(INPUT DATA):
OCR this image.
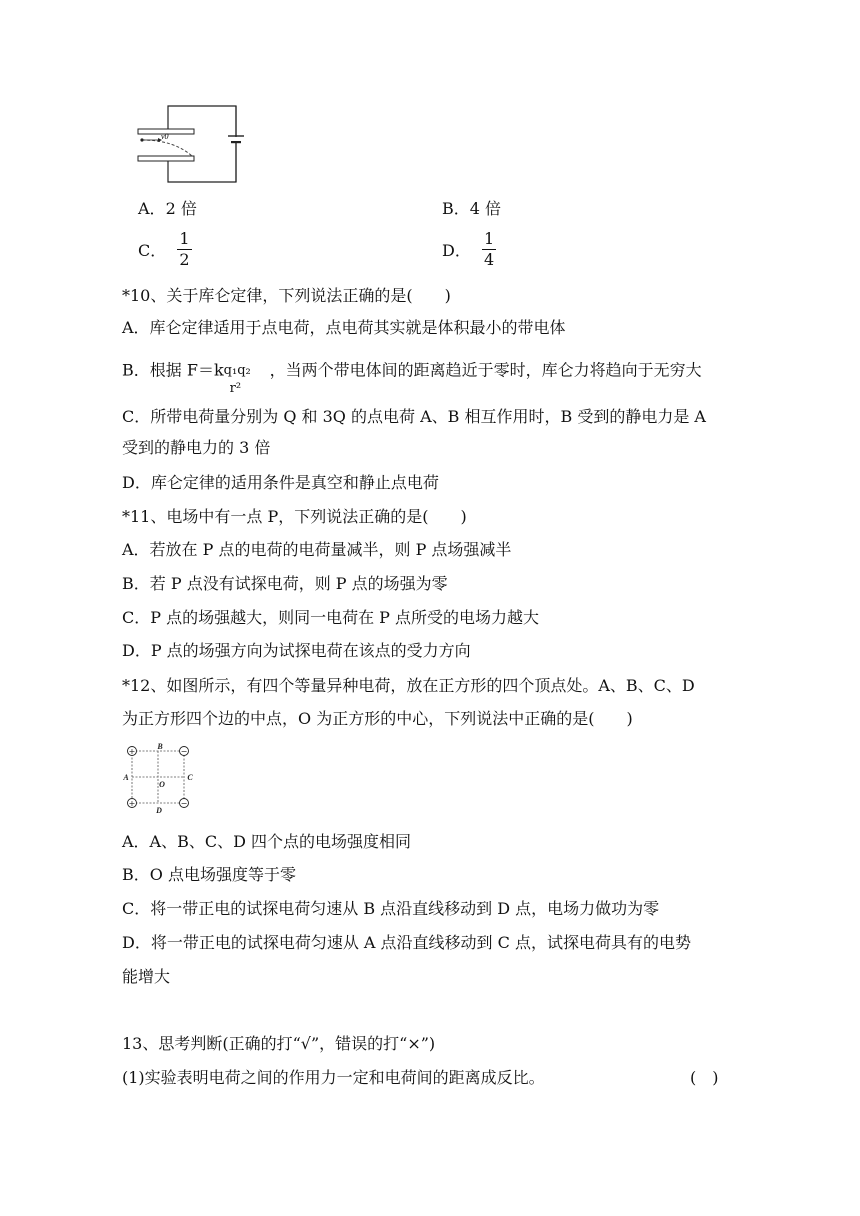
v0
A．2 倍	B．4 倍
C． $\frac{1}{2}$	D． $\frac{1}{4}$
*10、关于库仑定律，下列说法正确的是(　　)
A．库仑定律适用于点电荷，点电荷其实就是体积最小的带电体
B．根据 F＝k q₁q₂
r²
，当两个带电体间的距离趋近于零时，库仑力将趋向于无穷大
C．所带电荷量分别为 Q 和 3Q 的点电荷 A、B 相互作用时，B 受到的静电力是 A
受到的静电力的 3 倍
D．库仑定律的适用条件是真空和静止点电荷
*11、电场中有一点 P，下列说法正确的是(　　)
A．若放在 P 点的电荷的电荷量减半，则 P 点场强减半
B．若 P 点没有试探电荷，则 P 点的场强为零
C．P 点的场强越大，则同一电荷在 P 点所受的电场力越大
D．P 点的场强方向为试探电荷在该点的受力方向
*12、如图所示，有四个等量异种电荷，放在正方形的四个顶点处。A、B、C、D
为正方形四个边的中点，O 为正方形的中心，下列说法中正确的是(　　)
+	−
+	−
B
A	C
O
D
A．A、B、C、D 四个点的电场强度相同
B．O 点电场强度等于零
C．将一带正电的试探电荷匀速从 B 点沿直线移动到 D 点，电场力做功为零
D．将一带正电的试探电荷匀速从 A 点沿直线移动到 C 点，试探电荷具有的电势
能增大
13、思考判断(正确的打“√”，错误的打“×”)
(1)实验表明电荷之间的作用力一定和电荷间的距离成反比。	(　)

(WHAT YOU ARE ASKED TO DO):
Print every record above exactly as written, leaving out the pictures.

(RESULT OF THE TASK):
OCR this image.
v0
A．2 倍	B．4 倍
C． $\frac{1}{2}$	D． $\frac{1}{4}$
*10、关于库仑定律，下列说法正确的是(　　)
A．库仑定律适用于点电荷，点电荷其实就是体积最小的带电体
B．根据 F＝k q₁q₂
r²
，当两个带电体间的距离趋近于零时，库仑力将趋向于无穷大
C．所带电荷量分别为 Q 和 3Q 的点电荷 A、B 相互作用时，B 受到的静电力是 A
受到的静电力的 3 倍
D．库仑定律的适用条件是真空和静止点电荷
*11、电场中有一点 P，下列说法正确的是(　　)
A．若放在 P 点的电荷的电荷量减半，则 P 点场强减半
B．若 P 点没有试探电荷，则 P 点的场强为零
C．P 点的场强越大，则同一电荷在 P 点所受的电场力越大
D．P 点的场强方向为试探电荷在该点的受力方向
*12、如图所示，有四个等量异种电荷，放在正方形的四个顶点处。A、B、C、D
为正方形四个边的中点，O 为正方形的中心，下列说法中正确的是(　　)
+	−
+	−
B
A	C
O
D
A．A、B、C、D 四个点的电场强度相同
B．O 点电场强度等于零
C．将一带正电的试探电荷匀速从 B 点沿直线移动到 D 点，电场力做功为零
D．将一带正电的试探电荷匀速从 A 点沿直线移动到 C 点，试探电荷具有的电势
能增大
13、思考判断(正确的打“√”，错误的打“×”)
(1)实验表明电荷之间的作用力一定和电荷间的距离成反比。	(　)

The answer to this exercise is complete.